> **Exercise task**:
Copy out each line below that has the word "دوره" in it.

> **Provided data**:
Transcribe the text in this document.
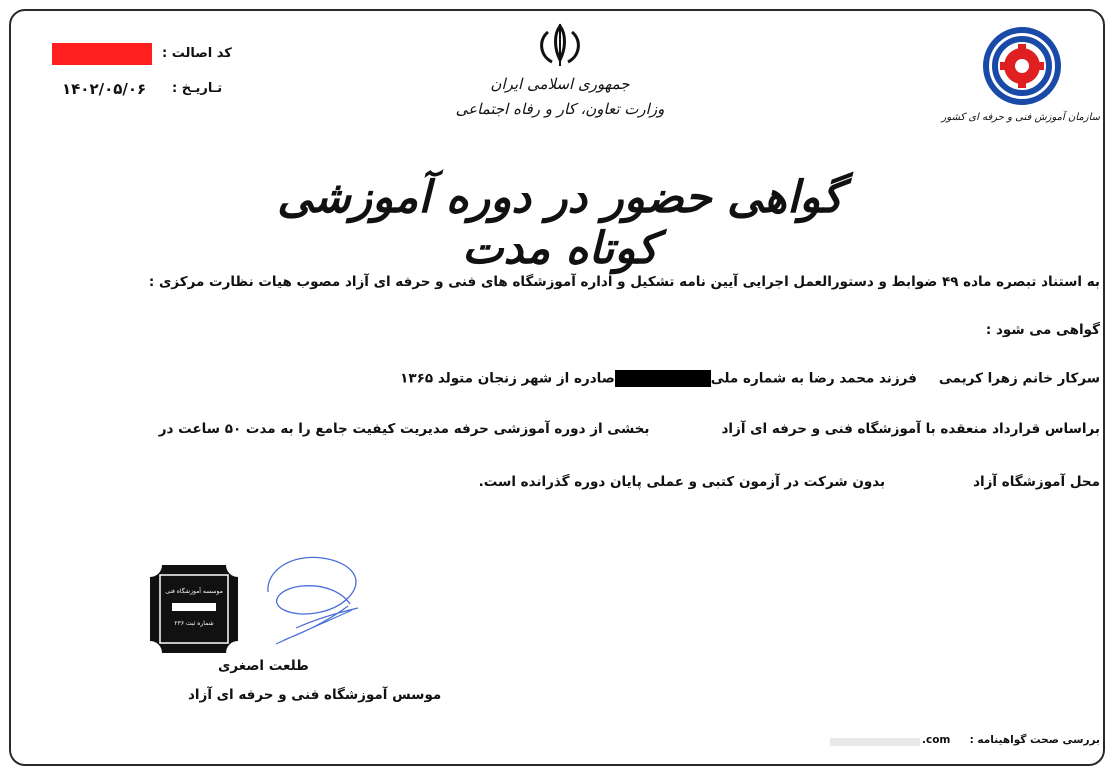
کد اصالت :
۱۴۰۲/۰۵/۰۶ تـاریـخ :	جمهوری اسلامی ایران
وزارت تعاون، کار و رفاه اجتماعی	سازمان آموزش فنی و حرفه ای کشور
گواهی حضور در دوره آموزشی کوتاه مدت
به استناد تبصره ماده ۴۹ ضوابط و دستورالعمل اجرایی آیین نامه تشکیل و اداره آموزشگاه های فنی و حرفه ای آزاد مصوب هیات نظارت مرکزی :
گواهی می شود :
سرکار خانم زهرا کریمیفرزند محمد رضا به شماره ملیصادره از شهر زنجان متولد ۱۳۶۵
براساس قرارداد منعقده با آموزشگاه فنی و حرفه ای آزادبخشی از دوره آموزشی حرفه مدیریت کیفیت جامع را به مدت ۵۰ ساعت در
محل آموزشگاه آزادبدون شرکت در آزمون کتبی و عملی پایان دوره گذرانده است.
موسسه آموزشگاه فنی
شماره ثبت ۲۳۶
طلعت اصغری
موسس آموزشگاه فنی و حرفه ای آزاد
بررسی صحت گواهینامه :
.com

> **Answer to this task**:
گواهی حضور در دوره آموزشی کوتاه مدت
براساس قرارداد منعقده با آموزشگاه فنی و حرفه ای آزادبخشی از دوره آموزشی حرفه مدیریت کیفیت جامع را به مدت ۵۰ ساعت در
محل آموزشگاه آزادبدون شرکت در آزمون کتبی و عملی پایان دوره گذرانده است.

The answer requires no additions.